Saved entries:
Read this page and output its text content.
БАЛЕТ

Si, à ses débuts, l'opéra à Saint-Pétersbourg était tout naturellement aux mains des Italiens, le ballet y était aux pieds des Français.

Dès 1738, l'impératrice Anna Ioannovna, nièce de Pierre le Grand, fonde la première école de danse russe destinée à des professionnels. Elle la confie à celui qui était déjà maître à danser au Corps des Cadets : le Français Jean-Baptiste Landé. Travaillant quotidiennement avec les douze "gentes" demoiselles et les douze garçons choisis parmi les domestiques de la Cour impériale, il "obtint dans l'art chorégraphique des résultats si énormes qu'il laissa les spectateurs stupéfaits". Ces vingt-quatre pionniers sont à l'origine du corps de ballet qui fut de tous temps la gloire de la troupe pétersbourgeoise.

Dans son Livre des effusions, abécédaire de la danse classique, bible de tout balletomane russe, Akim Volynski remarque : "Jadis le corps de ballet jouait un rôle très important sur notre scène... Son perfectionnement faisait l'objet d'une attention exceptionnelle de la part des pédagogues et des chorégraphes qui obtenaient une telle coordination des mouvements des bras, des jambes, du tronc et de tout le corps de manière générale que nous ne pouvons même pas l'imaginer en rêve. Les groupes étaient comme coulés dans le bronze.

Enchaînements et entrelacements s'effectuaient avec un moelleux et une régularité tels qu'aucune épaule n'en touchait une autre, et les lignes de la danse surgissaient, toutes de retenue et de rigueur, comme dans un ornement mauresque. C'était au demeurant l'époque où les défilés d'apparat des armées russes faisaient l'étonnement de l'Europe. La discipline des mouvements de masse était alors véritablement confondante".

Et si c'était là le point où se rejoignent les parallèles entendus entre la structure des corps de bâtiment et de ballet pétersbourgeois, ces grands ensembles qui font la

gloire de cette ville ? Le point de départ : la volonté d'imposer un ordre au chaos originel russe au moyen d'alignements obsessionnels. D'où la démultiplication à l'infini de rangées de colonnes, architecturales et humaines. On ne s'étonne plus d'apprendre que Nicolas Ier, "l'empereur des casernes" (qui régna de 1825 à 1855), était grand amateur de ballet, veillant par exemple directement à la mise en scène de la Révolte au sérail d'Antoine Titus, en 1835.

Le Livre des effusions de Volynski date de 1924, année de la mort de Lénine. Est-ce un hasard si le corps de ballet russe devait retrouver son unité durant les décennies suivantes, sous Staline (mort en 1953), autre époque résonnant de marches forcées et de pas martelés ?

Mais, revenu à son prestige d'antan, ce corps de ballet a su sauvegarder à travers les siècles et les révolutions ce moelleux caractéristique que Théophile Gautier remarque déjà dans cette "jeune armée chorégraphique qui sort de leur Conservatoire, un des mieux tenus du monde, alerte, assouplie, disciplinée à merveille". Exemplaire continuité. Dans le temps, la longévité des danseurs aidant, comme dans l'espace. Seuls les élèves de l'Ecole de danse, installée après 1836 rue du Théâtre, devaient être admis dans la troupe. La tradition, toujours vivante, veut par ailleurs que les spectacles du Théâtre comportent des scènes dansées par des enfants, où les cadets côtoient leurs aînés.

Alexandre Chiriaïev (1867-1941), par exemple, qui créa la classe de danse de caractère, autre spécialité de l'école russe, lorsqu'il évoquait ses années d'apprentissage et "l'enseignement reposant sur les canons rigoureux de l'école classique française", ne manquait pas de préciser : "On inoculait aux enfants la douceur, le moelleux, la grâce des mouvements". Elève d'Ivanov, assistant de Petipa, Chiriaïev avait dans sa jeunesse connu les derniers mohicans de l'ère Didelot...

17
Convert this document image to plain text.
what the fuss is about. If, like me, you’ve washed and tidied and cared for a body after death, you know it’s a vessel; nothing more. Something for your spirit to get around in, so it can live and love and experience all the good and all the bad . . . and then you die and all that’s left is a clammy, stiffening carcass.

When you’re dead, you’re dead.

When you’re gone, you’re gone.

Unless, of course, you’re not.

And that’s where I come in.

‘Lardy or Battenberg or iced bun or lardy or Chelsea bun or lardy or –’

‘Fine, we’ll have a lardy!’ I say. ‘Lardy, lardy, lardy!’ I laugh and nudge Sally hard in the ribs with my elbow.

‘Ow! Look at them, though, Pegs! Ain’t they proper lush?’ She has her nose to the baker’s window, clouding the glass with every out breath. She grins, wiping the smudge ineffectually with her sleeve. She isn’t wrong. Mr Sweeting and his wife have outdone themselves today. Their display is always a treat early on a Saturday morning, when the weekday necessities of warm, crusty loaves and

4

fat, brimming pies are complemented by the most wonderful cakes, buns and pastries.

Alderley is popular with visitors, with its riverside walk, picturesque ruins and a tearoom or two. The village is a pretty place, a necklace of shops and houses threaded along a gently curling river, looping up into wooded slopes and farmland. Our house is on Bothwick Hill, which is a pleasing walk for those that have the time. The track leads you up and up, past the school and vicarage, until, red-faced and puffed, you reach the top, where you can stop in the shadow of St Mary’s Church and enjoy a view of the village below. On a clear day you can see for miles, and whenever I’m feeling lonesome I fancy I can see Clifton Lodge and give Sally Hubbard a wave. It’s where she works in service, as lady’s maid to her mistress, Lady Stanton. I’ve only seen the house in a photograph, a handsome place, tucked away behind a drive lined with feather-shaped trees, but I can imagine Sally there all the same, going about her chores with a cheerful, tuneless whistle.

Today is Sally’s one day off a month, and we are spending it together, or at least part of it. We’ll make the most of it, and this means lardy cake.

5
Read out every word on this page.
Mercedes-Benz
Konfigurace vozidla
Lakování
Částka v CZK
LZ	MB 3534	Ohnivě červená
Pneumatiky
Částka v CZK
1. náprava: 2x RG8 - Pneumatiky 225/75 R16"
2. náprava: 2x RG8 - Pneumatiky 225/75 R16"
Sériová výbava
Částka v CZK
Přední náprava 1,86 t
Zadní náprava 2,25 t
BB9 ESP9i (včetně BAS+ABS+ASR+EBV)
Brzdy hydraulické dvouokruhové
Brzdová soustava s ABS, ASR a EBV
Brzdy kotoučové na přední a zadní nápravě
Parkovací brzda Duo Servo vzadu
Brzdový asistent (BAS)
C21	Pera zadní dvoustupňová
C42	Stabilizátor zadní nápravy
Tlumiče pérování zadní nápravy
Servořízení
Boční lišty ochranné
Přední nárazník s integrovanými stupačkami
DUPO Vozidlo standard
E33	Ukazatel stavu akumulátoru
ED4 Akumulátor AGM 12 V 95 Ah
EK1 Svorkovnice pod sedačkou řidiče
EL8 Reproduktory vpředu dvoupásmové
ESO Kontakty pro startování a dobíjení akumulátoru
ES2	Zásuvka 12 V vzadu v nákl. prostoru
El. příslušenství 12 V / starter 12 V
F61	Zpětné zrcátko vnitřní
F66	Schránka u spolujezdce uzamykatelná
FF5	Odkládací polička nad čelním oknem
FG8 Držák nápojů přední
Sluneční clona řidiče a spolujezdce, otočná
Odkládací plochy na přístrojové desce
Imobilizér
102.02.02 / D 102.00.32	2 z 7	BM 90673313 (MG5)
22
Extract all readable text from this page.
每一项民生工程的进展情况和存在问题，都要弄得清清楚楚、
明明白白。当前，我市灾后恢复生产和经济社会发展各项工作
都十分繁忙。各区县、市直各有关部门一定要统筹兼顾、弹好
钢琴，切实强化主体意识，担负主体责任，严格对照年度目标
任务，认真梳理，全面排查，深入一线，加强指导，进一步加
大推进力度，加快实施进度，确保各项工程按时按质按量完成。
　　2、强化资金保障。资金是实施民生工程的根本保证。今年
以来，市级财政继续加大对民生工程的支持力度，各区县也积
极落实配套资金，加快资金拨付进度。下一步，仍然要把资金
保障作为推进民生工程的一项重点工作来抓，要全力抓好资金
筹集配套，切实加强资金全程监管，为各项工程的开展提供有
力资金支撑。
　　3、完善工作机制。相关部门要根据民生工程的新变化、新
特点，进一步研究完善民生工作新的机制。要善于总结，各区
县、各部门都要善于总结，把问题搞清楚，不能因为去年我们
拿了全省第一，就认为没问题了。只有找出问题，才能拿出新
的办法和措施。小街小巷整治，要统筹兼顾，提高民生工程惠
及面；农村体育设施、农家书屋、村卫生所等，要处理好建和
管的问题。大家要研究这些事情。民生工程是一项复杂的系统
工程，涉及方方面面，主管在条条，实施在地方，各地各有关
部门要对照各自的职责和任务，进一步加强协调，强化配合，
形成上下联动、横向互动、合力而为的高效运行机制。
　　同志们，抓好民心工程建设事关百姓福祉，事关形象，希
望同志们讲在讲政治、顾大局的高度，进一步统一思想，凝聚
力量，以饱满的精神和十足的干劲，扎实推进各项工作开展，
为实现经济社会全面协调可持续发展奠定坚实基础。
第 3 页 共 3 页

■ **Given request**:
Go through the records and pull out each line that includes the word "Brzdy".

■ **Answer for this exercise**:
Brzdy hydraulické dvouokruhové
Brzdy kotoučové na přední a zadní nápravě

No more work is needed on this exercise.